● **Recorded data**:
▬▬▬▬▬▬▬▬▬▬

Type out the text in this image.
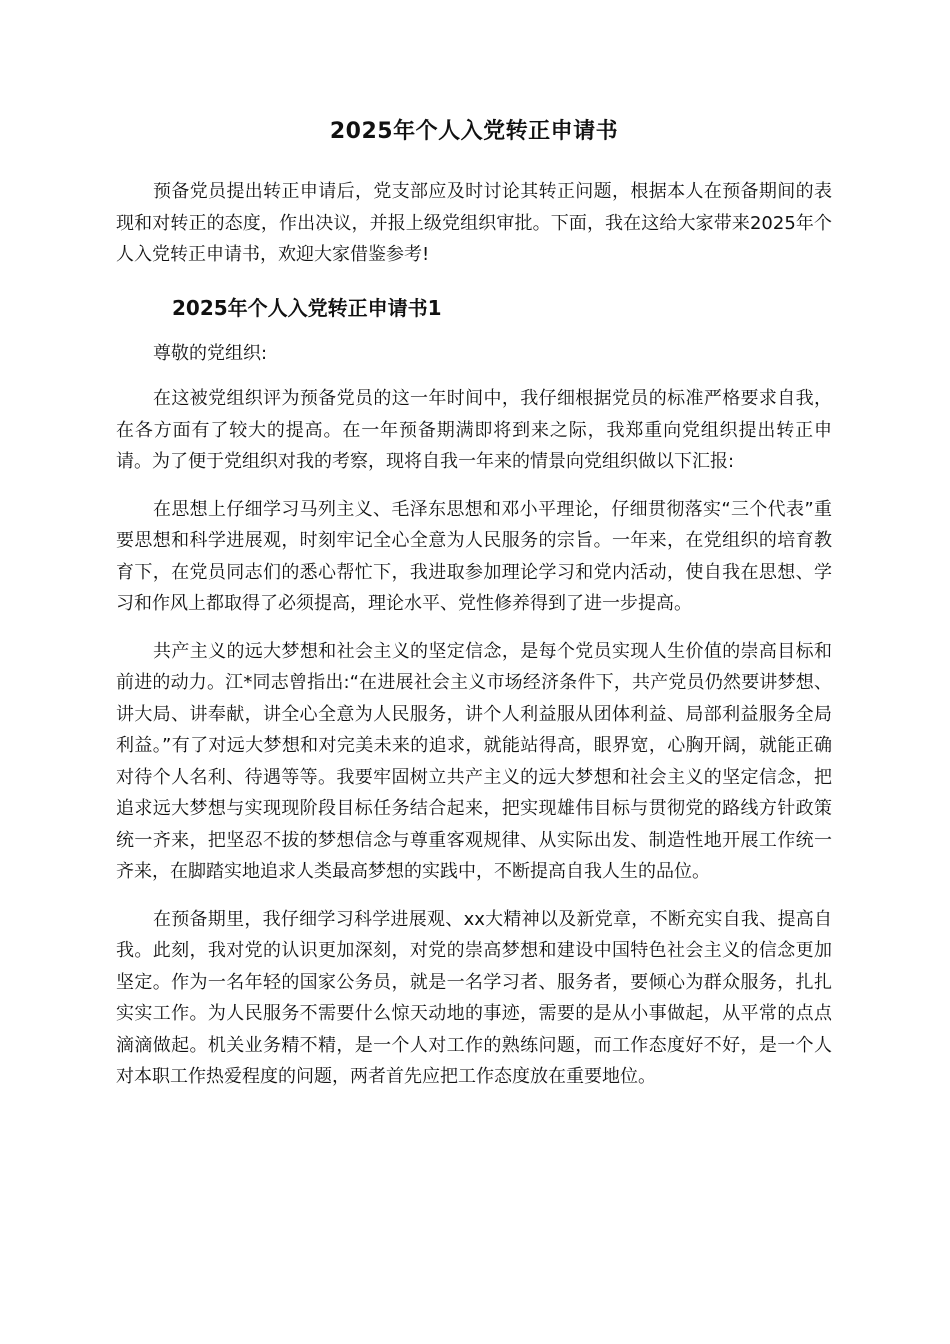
2025年个人入党转正申请书

预备党员提出转正申请后，党支部应及时讨论其转正问题，根据本人在预备期间的表现和对转正的态度，作出决议，并报上级党组织审批。下面，我在这给大家带来2025年个人入党转正申请书，欢迎大家借鉴参考!

2025年个人入党转正申请书1

尊敬的党组织:

在这被党组织评为预备党员的这一年时间中，我仔细根据党员的标准严格要求自我，在各方面有了较大的提高。在一年预备期满即将到来之际，我郑重向党组织提出转正申请。为了便于党组织对我的考察，现将自我一年来的情景向党组织做以下汇报:

在思想上仔细学习马列主义、毛泽东思想和邓小平理论，仔细贯彻落实“三个代表”重要思想和科学进展观，时刻牢记全心全意为人民服务的宗旨。一年来，在党组织的培育教育下，在党员同志们的悉心帮忙下，我进取参加理论学习和党内活动，使自我在思想、学习和作风上都取得了必须提高，理论水平、党性修养得到了进一步提高。

共产主义的远大梦想和社会主义的坚定信念，是每个党员实现人生价值的崇高目标和前进的动力。江*同志曾指出:“在进展社会主义市场经济条件下，共产党员仍然要讲梦想、讲大局、讲奉献，讲全心全意为人民服务，讲个人利益服从团体利益、局部利益服务全局利益。”有了对远大梦想和对完美未来的追求，就能站得高，眼界宽，心胸开阔，就能正确对待个人名利、待遇等等。我要牢固树立共产主义的远大梦想和社会主义的坚定信念，把追求远大梦想与实现现阶段目标任务结合起来，把实现雄伟目标与贯彻党的路线方针政策统一齐来，把坚忍不拔的梦想信念与尊重客观规律、从实际出发、制造性地开展工作统一齐来，在脚踏实地追求人类最高梦想的实践中，不断提高自我人生的品位。

在预备期里，我仔细学习科学进展观、xx大精神以及新党章，不断充实自我、提高自我。此刻，我对党的认识更加深刻，对党的崇高梦想和建设中国特色社会主义的信念更加坚定。作为一名年轻的国家公务员，就是一名学习者、服务者，要倾心为群众服务，扎扎实实工作。为人民服务不需要什么惊天动地的事迹，需要的是从小事做起，从平常的点点滴滴做起。机关业务精不精，是一个人对工作的熟练问题，而工作态度好不好，是一个人对本职工作热爱程度的问题，两者首先应把工作态度放在重要地位。
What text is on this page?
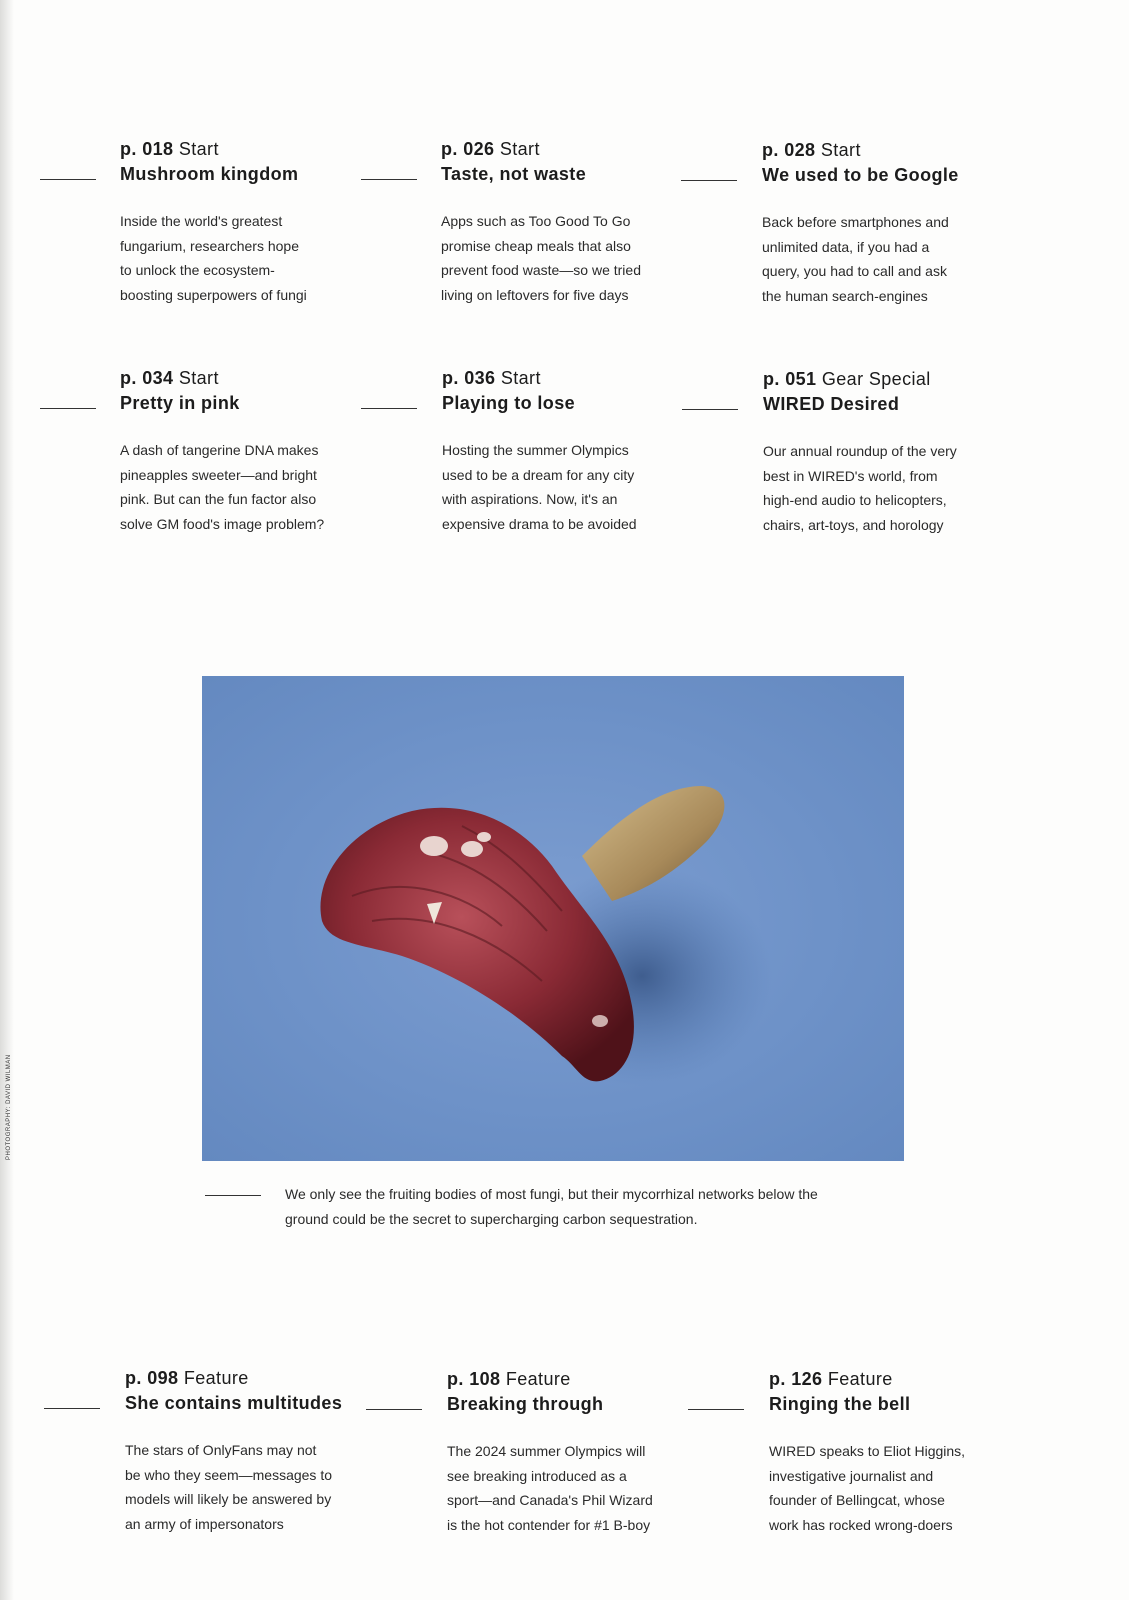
p. 018 Start
Mushroom kingdom
Inside the world's greatest
fungarium, researchers hope
to unlock the ecosystem-
boosting superpowers of fungi
p. 026 Start
Taste, not waste
Apps such as Too Good To Go
promise cheap meals that also
prevent food waste—so we tried
living on leftovers for five days
p. 028 Start
We used to be Google
Back before smartphones and
unlimited data, if you had a
query, you had to call and ask
the human search-engines
p. 034 Start
Pretty in pink
A dash of tangerine DNA makes
pineapples sweeter—and bright
pink. But can the fun factor also
solve GM food's image problem?
p. 036 Start
Playing to lose
Hosting the summer Olympics
used to be a dream for any city
with aspirations. Now, it's an
expensive drama to be avoided
p. 051 Gear Special
WIRED Desired
Our annual roundup of the very
best in WIRED's world, from
high-end audio to helicopters,
chairs, art-toys, and horology
We only see the fruiting bodies of most fungi, but their mycorrhizal networks below the ground could be the secret to supercharging carbon sequestration.
PHOTOGRAPHY: DAVID WILMAN
p. 098 Feature
She contains multitudes
The stars of OnlyFans may not
be who they seem—messages to
models will likely be answered by
an army of impersonators
p. 108 Feature
Breaking through
The 2024 summer Olympics will
see breaking introduced as a
sport—and Canada's Phil Wizard
is the hot contender for #1 B-boy
p. 126 Feature
Ringing the bell
WIRED speaks to Eliot Higgins,
investigative journalist and
founder of Bellingcat, whose
work has rocked wrong-doers
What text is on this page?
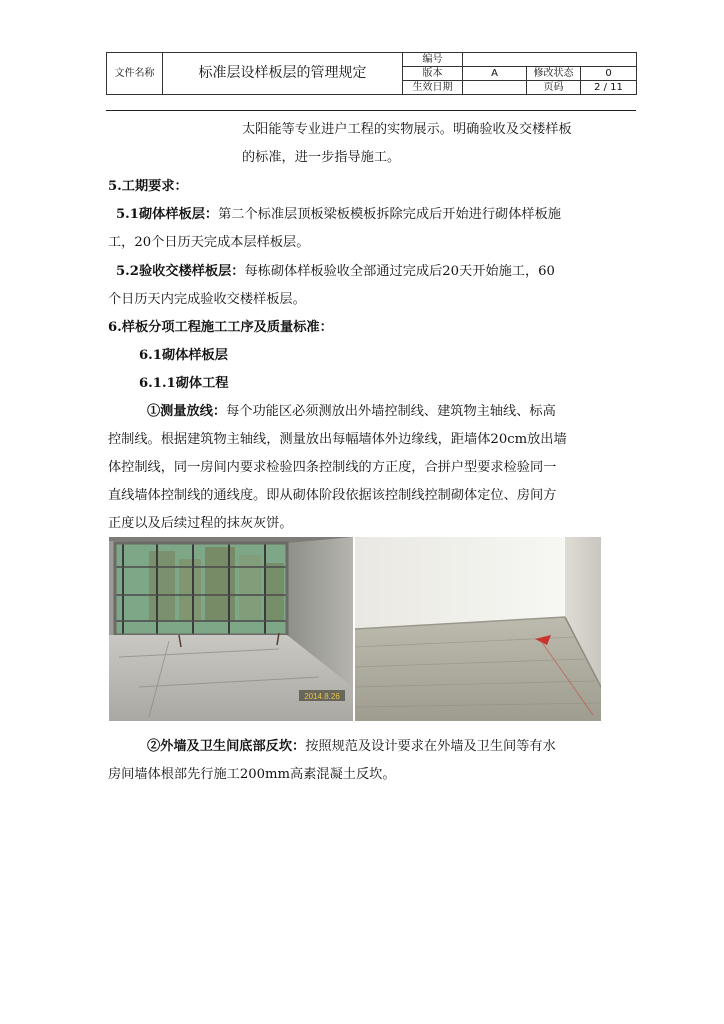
文件名称	标准层设样板层的管理规定	编号			
		版本	A	修改状态	0
		生效日期		页码	2 / 11
太阳能等专业进户工程的实物展示。明确验收及交楼样板
的标准，进一步指导施工。
5.工期要求：
5.1砌体样板层：第二个标准层顶板梁板模板拆除完成后开始进行砌体样板施
工，20个日历天完成本层样板层。
5.2验收交楼样板层：每栋砌体样板验收全部通过完成后20天开始施工，60
个日历天内完成验收交楼样板层。
6.样板分项工程施工工序及质量标准：
6.1砌体样板层
6.1.1砌体工程
①测量放线：每个功能区必须测放出外墙控制线、建筑物主轴线、标高
控制线。根据建筑物主轴线，测量放出每幅墙体外边缘线，距墙体20cm放出墙
体控制线，同一房间内要求检验四条控制线的方正度，合拼户型要求检验同一
直线墙体控制线的通线度。即从砌体阶段依据该控制线控制砌体定位、房间方
正度以及后续过程的抹灰灰饼。
2014.8.26
②外墙及卫生间底部反坎：按照规范及设计要求在外墙及卫生间等有水
房间墙体根部先行施工200mm高素混凝土反坎。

▬▬▬▬▬▬▬▬▬▬

● **TASK PROMPT**: Track down every line with the word "food" and copy it.

● **CORRECT OUTPUT**:
prevent food waste—so we tried
solve GM food's image problem?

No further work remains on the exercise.